[Stored items from a collection]
------------------------------------------------------------
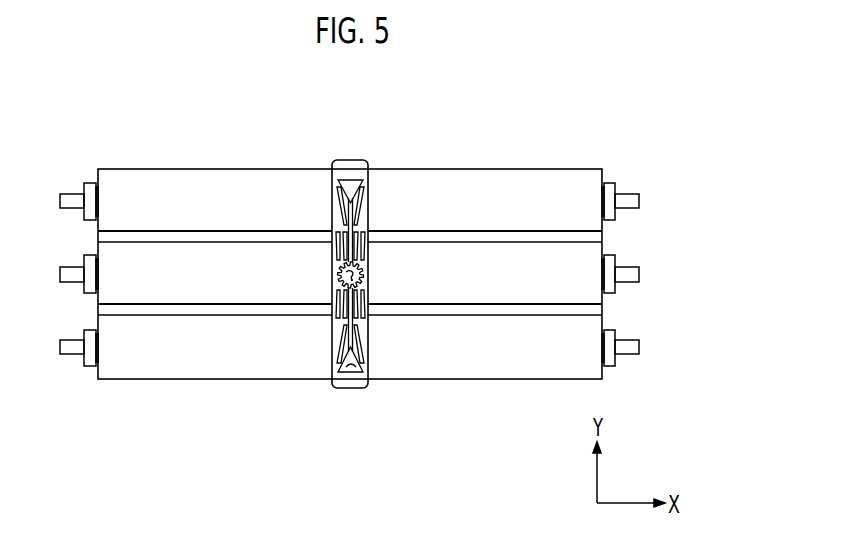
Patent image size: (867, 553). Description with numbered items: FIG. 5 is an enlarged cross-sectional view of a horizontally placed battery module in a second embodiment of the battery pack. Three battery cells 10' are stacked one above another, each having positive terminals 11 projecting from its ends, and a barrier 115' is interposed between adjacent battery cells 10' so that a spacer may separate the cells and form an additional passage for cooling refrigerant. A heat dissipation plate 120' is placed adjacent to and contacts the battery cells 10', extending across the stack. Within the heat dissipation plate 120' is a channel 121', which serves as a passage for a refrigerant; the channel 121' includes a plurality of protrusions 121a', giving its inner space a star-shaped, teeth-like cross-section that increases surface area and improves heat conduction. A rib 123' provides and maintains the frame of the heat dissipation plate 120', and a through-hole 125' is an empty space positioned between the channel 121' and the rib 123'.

The battery cell 10' is at (350, 235).
The positive terminal 11 is at (629, 193).
The barrier 115' is at (395, 263).
The heat dissipation plate 120' is at (331, 234).
The channel 121' is at (323, 314).
The protrusion 121a' is at (387, 346).
The rib 123' is at (334, 420).
The through-hole 125' is at (359, 419).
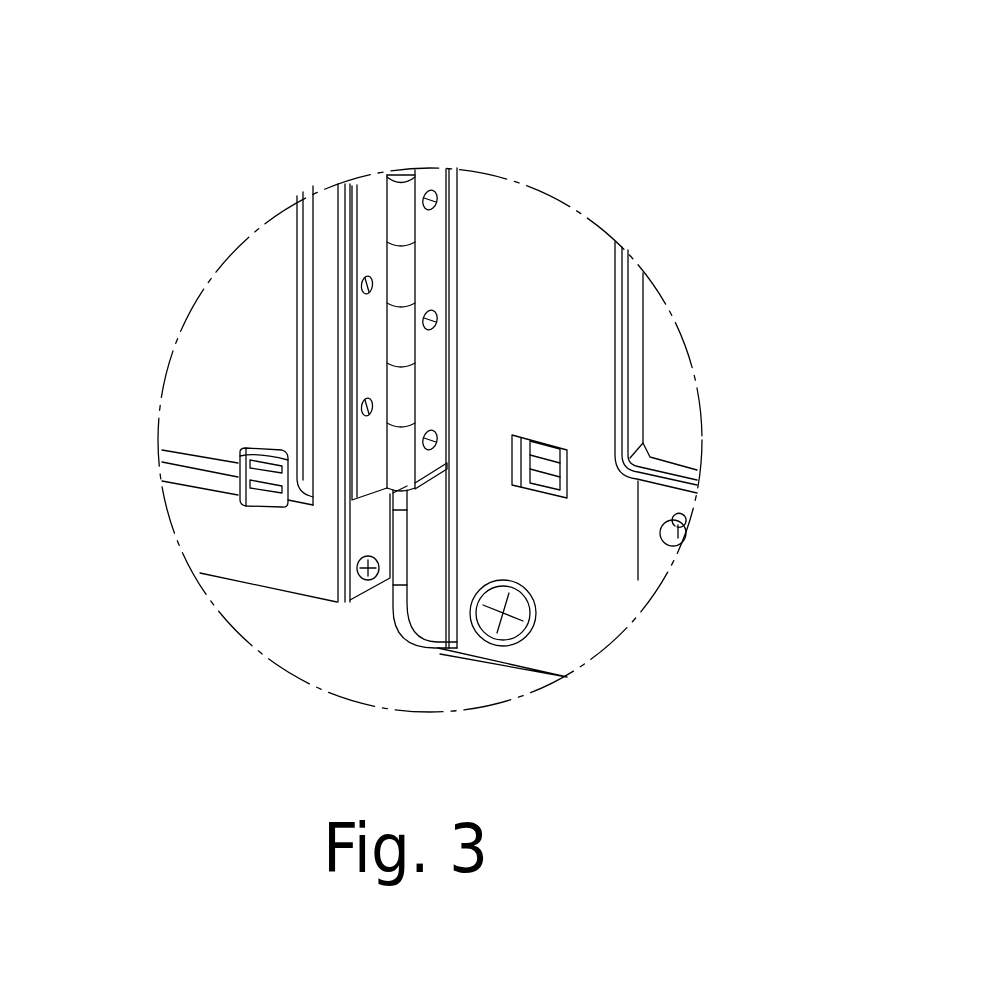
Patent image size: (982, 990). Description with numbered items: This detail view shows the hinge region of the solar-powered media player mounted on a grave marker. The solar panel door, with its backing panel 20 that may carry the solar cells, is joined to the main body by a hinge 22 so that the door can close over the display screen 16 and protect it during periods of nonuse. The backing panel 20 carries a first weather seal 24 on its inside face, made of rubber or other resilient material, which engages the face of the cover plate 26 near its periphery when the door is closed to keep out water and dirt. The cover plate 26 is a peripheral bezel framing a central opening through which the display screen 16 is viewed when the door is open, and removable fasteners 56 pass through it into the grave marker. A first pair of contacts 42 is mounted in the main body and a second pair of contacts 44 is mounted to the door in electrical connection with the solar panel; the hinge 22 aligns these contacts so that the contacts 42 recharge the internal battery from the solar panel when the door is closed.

The display screen 16 is at (675, 368).
The backing panel 20 is at (233, 298).
The hinge 22 is at (400, 178).
The first weather seal 24 is at (247, 570).
The cover plate 26 is at (532, 220).
The first pair of contacts 42 is at (562, 498).
The second pair of contacts 44 is at (240, 497).
The removable fasteners 56 is at (527, 630).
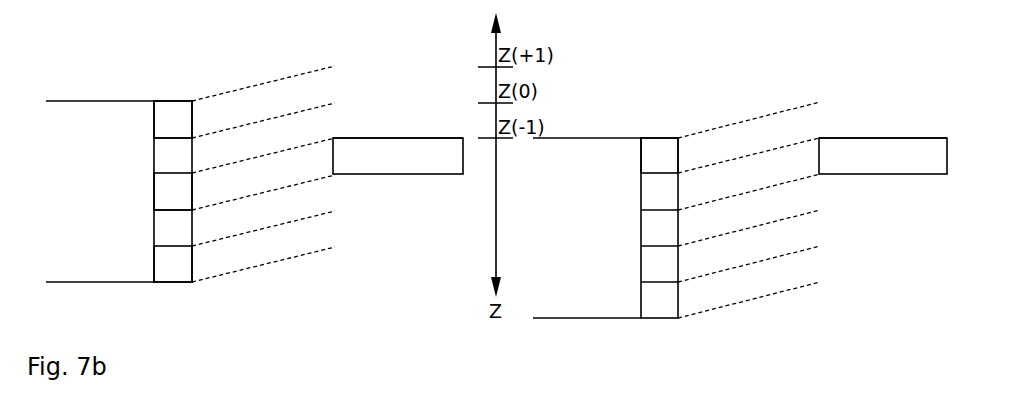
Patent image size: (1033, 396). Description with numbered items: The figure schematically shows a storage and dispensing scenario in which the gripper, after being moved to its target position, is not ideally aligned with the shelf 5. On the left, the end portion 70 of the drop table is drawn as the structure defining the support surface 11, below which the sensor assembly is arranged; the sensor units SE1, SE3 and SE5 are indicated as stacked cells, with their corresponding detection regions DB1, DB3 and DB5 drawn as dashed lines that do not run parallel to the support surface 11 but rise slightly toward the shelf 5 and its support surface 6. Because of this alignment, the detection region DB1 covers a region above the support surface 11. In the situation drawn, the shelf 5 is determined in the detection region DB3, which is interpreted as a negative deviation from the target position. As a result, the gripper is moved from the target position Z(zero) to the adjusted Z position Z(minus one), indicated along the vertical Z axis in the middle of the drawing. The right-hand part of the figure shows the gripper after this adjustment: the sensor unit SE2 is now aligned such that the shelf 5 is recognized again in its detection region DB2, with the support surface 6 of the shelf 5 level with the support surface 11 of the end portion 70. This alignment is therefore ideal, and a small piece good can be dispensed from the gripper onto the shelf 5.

The support surface 11 is at (98, 101).
The end portion 70 is at (98, 192).
The first sensor unit SE1 is at (172, 120).
The second sensor unit SE2 is at (658, 192).
The third sensor unit SE3 is at (173, 192).
The fifth sensor unit SE5 is at (172, 265).
The first detection region DB1 is at (260, 103).
The second detection region DB2 is at (748, 173).
The third detection region DB3 is at (260, 175).
The fifth detection region DB5 is at (260, 247).
The shelf 5 is at (393, 138).
The support surface of the shelf 6 is at (352, 138).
------------------------------------------------------------
WORK REQUEST
Each entry above needs to be restated without a single word changed; skip the images.

WRITTEN ANSWER
Patent image size: (867, 553). Description with numbered items: FIG. 5 is an enlarged cross-sectional view of a horizontally placed battery module in a second embodiment of the battery pack. Three battery cells 10' are stacked one above another, each having positive terminals 11 projecting from its ends, and a barrier 115' is interposed between adjacent battery cells 10' so that a spacer may separate the cells and form an additional passage for cooling refrigerant. A heat dissipation plate 120' is placed adjacent to and contacts the battery cells 10', extending across the stack. Within the heat dissipation plate 120' is a channel 121', which serves as a passage for a refrigerant; the channel 121' includes a plurality of protrusions 121a', giving its inner space a star-shaped, teeth-like cross-section that increases surface area and improves heat conduction. A rib 123' provides and maintains the frame of the heat dissipation plate 120', and a through-hole 125' is an empty space positioned between the channel 121' and the rib 123'.

The battery cell 10' is at (350, 235).
The positive terminal 11 is at (629, 193).
The barrier 115' is at (395, 263).
The heat dissipation plate 120' is at (331, 234).
The channel 121' is at (323, 314).
The protrusion 121a' is at (387, 346).
The rib 123' is at (334, 420).
The through-hole 125' is at (359, 419).
Patent image size: (982, 990). Description with numbered items: This detail view shows the hinge region of the solar-powered media player mounted on a grave marker. The solar panel door, with its backing panel 20 that may carry the solar cells, is joined to the main body by a hinge 22 so that the door can close over the display screen 16 and protect it during periods of nonuse. The backing panel 20 carries a first weather seal 24 on its inside face, made of rubber or other resilient material, which engages the face of the cover plate 26 near its periphery when the door is closed to keep out water and dirt. The cover plate 26 is a peripheral bezel framing a central opening through which the display screen 16 is viewed when the door is open, and removable fasteners 56 pass through it into the grave marker. A first pair of contacts 42 is mounted in the main body and a second pair of contacts 44 is mounted to the door in electrical connection with the solar panel; the hinge 22 aligns these contacts so that the contacts 42 recharge the internal battery from the solar panel when the door is closed.

The display screen 16 is at (675, 368).
The backing panel 20 is at (233, 298).
The hinge 22 is at (400, 178).
The first weather seal 24 is at (247, 570).
The cover plate 26 is at (532, 220).
The first pair of contacts 42 is at (562, 498).
The second pair of contacts 44 is at (240, 497).
The removable fasteners 56 is at (527, 630).
Patent image size: (1033, 396). Description with numbered items: The figure schematically shows a storage and dispensing scenario in which the gripper, after being moved to its target position, is not ideally aligned with the shelf 5. On the left, the end portion 70 of the drop table is drawn as the structure defining the support surface 11, below which the sensor assembly is arranged; the sensor units SE1, SE3 and SE5 are indicated as stacked cells, with their corresponding detection regions DB1, DB3 and DB5 drawn as dashed lines that do not run parallel to the support surface 11 but rise slightly toward the shelf 5 and its support surface 6. Because of this alignment, the detection region DB1 covers a region above the support surface 11. In the situation drawn, the shelf 5 is determined in the detection region DB3, which is interpreted as a negative deviation from the target position. As a result, the gripper is moved from the target position Z(zero) to the adjusted Z position Z(minus one), indicated along the vertical Z axis in the middle of the drawing. The right-hand part of the figure shows the gripper after this adjustment: the sensor unit SE2 is now aligned such that the shelf 5 is recognized again in its detection region DB2, with the support surface 6 of the shelf 5 level with the support surface 11 of the end portion 70. This alignment is therefore ideal, and a small piece good can be dispensed from the gripper onto the shelf 5.

The support surface 11 is at (98, 101).
The end portion 70 is at (98, 192).
The first sensor unit SE1 is at (172, 120).
The second sensor unit SE2 is at (658, 192).
The third sensor unit SE3 is at (173, 192).
The fifth sensor unit SE5 is at (172, 265).
The first detection region DB1 is at (260, 103).
The second detection region DB2 is at (748, 173).
The third detection region DB3 is at (260, 175).
The fifth detection region DB5 is at (260, 247).
The shelf 5 is at (393, 138).
The support surface of the shelf 6 is at (352, 138).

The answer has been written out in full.